10.2 SELLERS' INDEMNIFICATION.
(a) Each Seller, severally but not jointly, and
proportionately, will indemnify and save harmless Purchaser and its
subsidiaries, shareholders, directors, officers, employees and agents
from its Proportionate Interest of any and all costs, expenses, losses,
damages and liabilities incurred or suffered, directly or indirectly,
by any of them (including, without limitation, reasonable legal fees
and expenses) (collectively, "Losses") resulting from or attributable
to (i) the breach of any one or more of the representations, warranties
or covenants of Sellers made in Article IV of this Agreement (other
than Section 4.17 which is provided for in Section 10.4 below), (ii)

**Exercise instructions:**
Decide whether each statement agrees with the sellers' indemnification clause above, answering yes or no and quoting the words that settle it. (a) The Sellers indemnify Purchaser jointly. (b) Reasonable legal fees count as Losses. (c) Clause (i) covers a breach of Section 4.17.

**Data extract:**

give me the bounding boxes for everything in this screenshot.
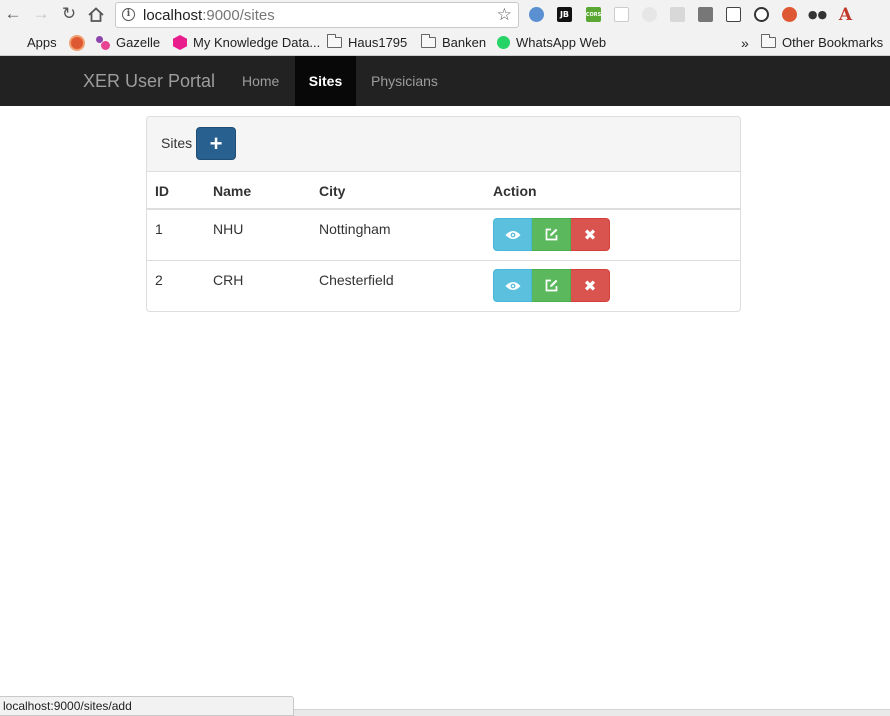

**The result:**
(a) No: "severally but not jointly"
(b) Yes: "including, without limitation, reasonable legal fees and expenses"
(c) No: "other than Section 4.17 which is provided for in Section 10.4 below"